- Your task
Produce a word-for-word copy of the listing below without its pictures.

(Entries from a dataset)
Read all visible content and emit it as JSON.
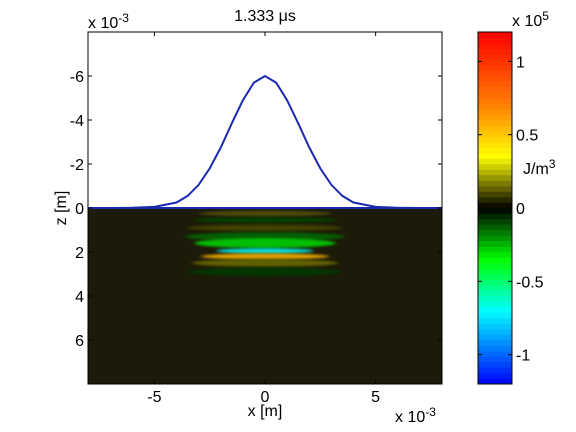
{
  "chart_data": [
    {
      "type": "heatmap",
      "title": "1.333 μs",
      "xlabel": "x [m]",
      "ylabel": "z [m]",
      "x_multiplier": "x 10",
      "x_multiplier_exp": "-3",
      "y_multiplier": "x 10",
      "y_multiplier_exp": "-3",
      "xlim": [
        -8,
        8
      ],
      "ylim": [
        -8,
        8
      ],
      "y_reversed": true,
      "x_ticks": [
        -5,
        0,
        5
      ],
      "x_tick_labels": [
        "-5",
        "0",
        "5"
      ],
      "y_ticks": [
        -6,
        -4,
        -2,
        0,
        2,
        4,
        6
      ],
      "y_tick_labels": [
        "-6",
        "-4",
        "-2",
        "0",
        "2",
        "4",
        "6"
      ],
      "background_color": "#1c1a08",
      "surface_line": {
        "z": 0,
        "color": "#1a2ab0"
      },
      "pulse_curve": {
        "color": "#1a2ab0",
        "type": "line",
        "x": [
          -8,
          -7,
          -6,
          -5,
          -4,
          -3.5,
          -3,
          -2.5,
          -2,
          -1.5,
          -1,
          -0.5,
          0,
          0.5,
          1,
          1.5,
          2,
          2.5,
          3,
          3.5,
          4,
          5,
          6,
          7,
          8
        ],
        "z": [
          0,
          0,
          -0.01,
          -0.05,
          -0.25,
          -0.55,
          -1.05,
          -1.8,
          -2.75,
          -3.85,
          -4.9,
          -5.7,
          -6.0,
          -5.7,
          -4.9,
          -3.85,
          -2.75,
          -1.8,
          -1.05,
          -0.55,
          -0.25,
          -0.05,
          -0.01,
          0,
          0
        ]
      },
      "energy_bands": [
        {
          "z_center": 0.25,
          "x_halfwidth": 3.0,
          "z_halfheight": 0.12,
          "value": 0.12
        },
        {
          "z_center": 0.55,
          "x_halfwidth": 3.3,
          "z_halfheight": 0.12,
          "value": -0.1
        },
        {
          "z_center": 0.9,
          "x_halfwidth": 3.5,
          "z_halfheight": 0.15,
          "value": 0.1
        },
        {
          "z_center": 1.3,
          "x_halfwidth": 3.6,
          "z_halfheight": 0.2,
          "value": -0.15
        },
        {
          "z_center": 1.6,
          "x_halfwidth": 3.2,
          "z_halfheight": 0.22,
          "value": -0.3
        },
        {
          "z_center": 1.95,
          "x_halfwidth": 2.2,
          "z_halfheight": 0.12,
          "value": -0.7
        },
        {
          "z_center": 2.2,
          "x_halfwidth": 2.9,
          "z_halfheight": 0.14,
          "value": 0.55
        },
        {
          "z_center": 2.5,
          "x_halfwidth": 3.3,
          "z_halfheight": 0.18,
          "value": 0.15
        },
        {
          "z_center": 2.9,
          "x_halfwidth": 3.5,
          "z_halfheight": 0.2,
          "value": -0.08
        }
      ],
      "colorbar": {
        "label": "J/m",
        "label_exp": "3",
        "multiplier": "x 10",
        "multiplier_exp": "5",
        "range": [
          -1.2,
          1.2
        ],
        "ticks": [
          -1,
          -0.5,
          0,
          0.5,
          1
        ],
        "tick_labels": [
          "-1",
          "-0.5",
          "0",
          "0.5",
          "1"
        ],
        "colormap": [
          {
            "v": -1.2,
            "color": "#0000ff"
          },
          {
            "v": -0.7,
            "color": "#00ffff"
          },
          {
            "v": -0.35,
            "color": "#00ff00"
          },
          {
            "v": 0.0,
            "color": "#000000"
          },
          {
            "v": 0.35,
            "color": "#ffff00"
          },
          {
            "v": 0.7,
            "color": "#ff8000"
          },
          {
            "v": 1.2,
            "color": "#ff0000"
          }
        ]
      }
    }
  ]
}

- Answer
Read all visible content and emit it as JSON.
{
  "chart_data": [
    {
      "type": "heatmap",
      "title": "1.333 μs",
      "xlabel": "x [m]",
      "ylabel": "z [m]",
      "x_multiplier": "x 10",
      "x_multiplier_exp": "-3",
      "y_multiplier": "x 10",
      "y_multiplier_exp": "-3",
      "xlim": [
        -8,
        8
      ],
      "ylim": [
        -8,
        8
      ],
      "y_reversed": true,
      "x_ticks": [
        -5,
        0,
        5
      ],
      "x_tick_labels": [
        "-5",
        "0",
        "5"
      ],
      "y_ticks": [
        -6,
        -4,
        -2,
        0,
        2,
        4,
        6
      ],
      "y_tick_labels": [
        "-6",
        "-4",
        "-2",
        "0",
        "2",
        "4",
        "6"
      ],
      "background_color": "#1c1a08",
      "surface_line": {
        "z": 0,
        "color": "#1a2ab0"
      },
      "pulse_curve": {
        "color": "#1a2ab0",
        "type": "line",
        "x": [
          -8,
          -7,
          -6,
          -5,
          -4,
          -3.5,
          -3,
          -2.5,
          -2,
          -1.5,
          -1,
          -0.5,
          0,
          0.5,
          1,
          1.5,
          2,
          2.5,
          3,
          3.5,
          4,
          5,
          6,
          7,
          8
        ],
        "z": [
          0,
          0,
          -0.01,
          -0.05,
          -0.25,
          -0.55,
          -1.05,
          -1.8,
          -2.75,
          -3.85,
          -4.9,
          -5.7,
          -6.0,
          -5.7,
          -4.9,
          -3.85,
          -2.75,
          -1.8,
          -1.05,
          -0.55,
          -0.25,
          -0.05,
          -0.01,
          0,
          0
        ]
      },
      "energy_bands": [
        {
          "z_center": 0.25,
          "x_halfwidth": 3.0,
          "z_halfheight": 0.12,
          "value": 0.12
        },
        {
          "z_center": 0.55,
          "x_halfwidth": 3.3,
          "z_halfheight": 0.12,
          "value": -0.1
        },
        {
          "z_center": 0.9,
          "x_halfwidth": 3.5,
          "z_halfheight": 0.15,
          "value": 0.1
        },
        {
          "z_center": 1.3,
          "x_halfwidth": 3.6,
          "z_halfheight": 0.2,
          "value": -0.15
        },
        {
          "z_center": 1.6,
          "x_halfwidth": 3.2,
          "z_halfheight": 0.22,
          "value": -0.3
        },
        {
          "z_center": 1.95,
          "x_halfwidth": 2.2,
          "z_halfheight": 0.12,
          "value": -0.7
        },
        {
          "z_center": 2.2,
          "x_halfwidth": 2.9,
          "z_halfheight": 0.14,
          "value": 0.55
        },
        {
          "z_center": 2.5,
          "x_halfwidth": 3.3,
          "z_halfheight": 0.18,
          "value": 0.15
        },
        {
          "z_center": 2.9,
          "x_halfwidth": 3.5,
          "z_halfheight": 0.2,
          "value": -0.08
        }
      ],
      "colorbar": {
        "label": "J/m",
        "label_exp": "3",
        "multiplier": "x 10",
        "multiplier_exp": "5",
        "range": [
          -1.2,
          1.2
        ],
        "ticks": [
          -1,
          -0.5,
          0,
          0.5,
          1
        ],
        "tick_labels": [
          "-1",
          "-0.5",
          "0",
          "0.5",
          "1"
        ],
        "colormap": [
          {
            "v": -1.2,
            "color": "#0000ff"
          },
          {
            "v": -0.7,
            "color": "#00ffff"
          },
          {
            "v": -0.35,
            "color": "#00ff00"
          },
          {
            "v": 0.0,
            "color": "#000000"
          },
          {
            "v": 0.35,
            "color": "#ffff00"
          },
          {
            "v": 0.7,
            "color": "#ff8000"
          },
          {
            "v": 1.2,
            "color": "#ff0000"
          }
        ]
      }
    }
  ]
}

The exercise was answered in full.